[Begin]

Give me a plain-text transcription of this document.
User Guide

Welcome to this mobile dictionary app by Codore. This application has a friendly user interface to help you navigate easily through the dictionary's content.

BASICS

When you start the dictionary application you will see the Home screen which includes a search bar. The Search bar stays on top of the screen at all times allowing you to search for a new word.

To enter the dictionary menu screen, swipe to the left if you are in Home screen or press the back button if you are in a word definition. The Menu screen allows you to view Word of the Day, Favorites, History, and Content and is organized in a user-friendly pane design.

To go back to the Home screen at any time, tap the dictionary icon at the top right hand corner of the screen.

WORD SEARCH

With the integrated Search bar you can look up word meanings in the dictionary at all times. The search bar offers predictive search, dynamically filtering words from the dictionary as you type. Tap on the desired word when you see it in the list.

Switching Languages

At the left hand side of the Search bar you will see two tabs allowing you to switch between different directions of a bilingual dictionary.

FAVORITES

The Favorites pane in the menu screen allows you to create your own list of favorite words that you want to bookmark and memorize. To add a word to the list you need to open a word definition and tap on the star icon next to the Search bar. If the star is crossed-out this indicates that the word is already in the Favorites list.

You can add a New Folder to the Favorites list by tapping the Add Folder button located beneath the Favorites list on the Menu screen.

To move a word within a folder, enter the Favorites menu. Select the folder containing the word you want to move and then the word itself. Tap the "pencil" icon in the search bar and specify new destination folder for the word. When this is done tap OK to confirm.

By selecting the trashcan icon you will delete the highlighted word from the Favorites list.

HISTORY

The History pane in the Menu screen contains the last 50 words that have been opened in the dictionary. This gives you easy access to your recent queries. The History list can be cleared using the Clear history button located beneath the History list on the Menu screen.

[End]
[Begin]

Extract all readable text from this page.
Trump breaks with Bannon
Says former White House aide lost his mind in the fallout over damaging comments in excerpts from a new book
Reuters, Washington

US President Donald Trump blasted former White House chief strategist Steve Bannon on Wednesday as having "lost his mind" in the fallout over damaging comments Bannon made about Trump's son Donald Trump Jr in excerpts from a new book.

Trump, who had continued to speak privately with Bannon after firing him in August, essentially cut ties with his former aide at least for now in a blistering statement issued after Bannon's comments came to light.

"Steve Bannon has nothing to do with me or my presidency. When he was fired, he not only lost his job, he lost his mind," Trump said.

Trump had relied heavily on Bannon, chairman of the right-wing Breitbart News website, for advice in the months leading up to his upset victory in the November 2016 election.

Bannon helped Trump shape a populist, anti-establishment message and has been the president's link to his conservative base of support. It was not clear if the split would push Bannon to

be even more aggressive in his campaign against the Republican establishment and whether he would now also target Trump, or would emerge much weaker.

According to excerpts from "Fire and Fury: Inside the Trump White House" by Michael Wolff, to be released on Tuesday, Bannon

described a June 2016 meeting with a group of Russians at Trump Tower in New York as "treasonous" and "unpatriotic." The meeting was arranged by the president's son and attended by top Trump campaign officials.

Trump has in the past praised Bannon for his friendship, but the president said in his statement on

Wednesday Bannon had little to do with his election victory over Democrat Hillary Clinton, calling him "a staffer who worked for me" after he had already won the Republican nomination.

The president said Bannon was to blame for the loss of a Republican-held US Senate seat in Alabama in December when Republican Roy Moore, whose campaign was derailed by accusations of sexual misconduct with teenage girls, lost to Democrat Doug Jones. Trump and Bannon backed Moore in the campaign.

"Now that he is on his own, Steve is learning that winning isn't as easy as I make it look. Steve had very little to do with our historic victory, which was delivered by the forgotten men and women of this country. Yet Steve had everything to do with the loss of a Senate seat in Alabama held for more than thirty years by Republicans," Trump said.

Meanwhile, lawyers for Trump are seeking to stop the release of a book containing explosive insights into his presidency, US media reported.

[End]
[Begin]

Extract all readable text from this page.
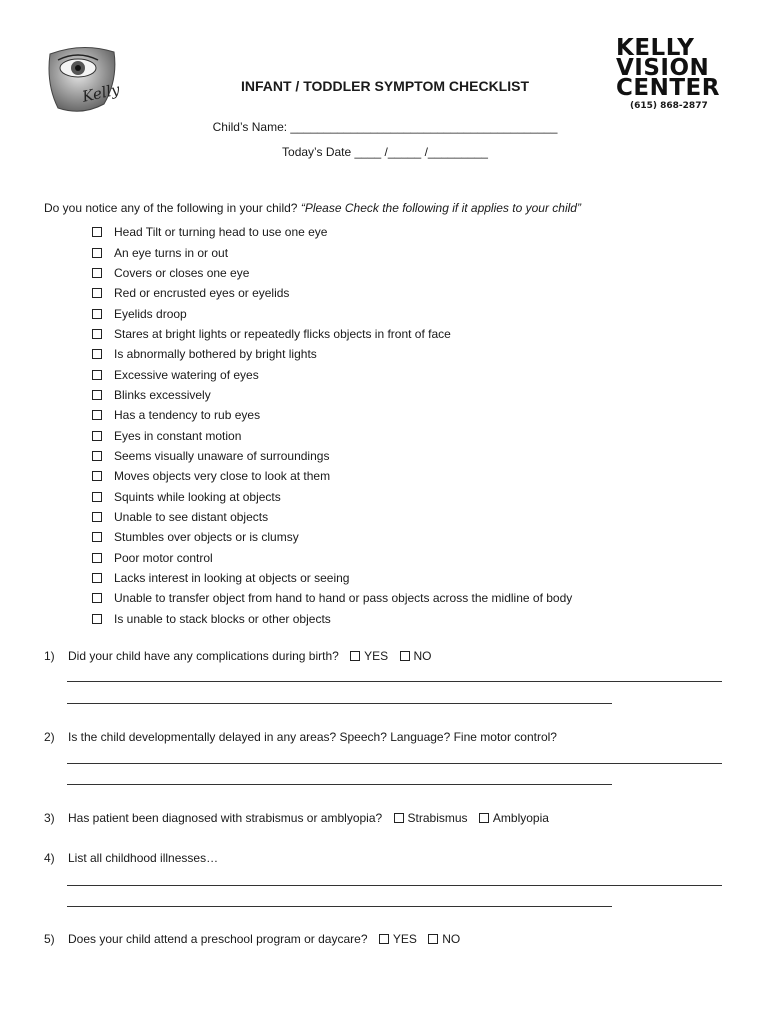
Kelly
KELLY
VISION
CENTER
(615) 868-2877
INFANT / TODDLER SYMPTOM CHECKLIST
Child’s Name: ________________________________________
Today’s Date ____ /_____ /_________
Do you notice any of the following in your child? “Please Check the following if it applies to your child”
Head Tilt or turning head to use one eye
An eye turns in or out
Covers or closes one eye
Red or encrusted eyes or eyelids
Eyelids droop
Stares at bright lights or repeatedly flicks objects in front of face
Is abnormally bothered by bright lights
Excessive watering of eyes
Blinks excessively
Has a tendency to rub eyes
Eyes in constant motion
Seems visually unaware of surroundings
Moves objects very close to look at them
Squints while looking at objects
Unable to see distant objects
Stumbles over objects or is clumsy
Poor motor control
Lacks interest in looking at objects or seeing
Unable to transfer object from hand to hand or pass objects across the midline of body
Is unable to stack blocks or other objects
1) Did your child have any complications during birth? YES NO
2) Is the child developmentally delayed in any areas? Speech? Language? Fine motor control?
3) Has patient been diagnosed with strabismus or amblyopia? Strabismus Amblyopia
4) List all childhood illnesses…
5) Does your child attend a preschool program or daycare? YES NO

[End]

■ **WHAT TO DO**
In the records above, how many lines hold the string "mind"? Reply with only the number.

■ **ANSWER FOR THIS EXERCISE**
3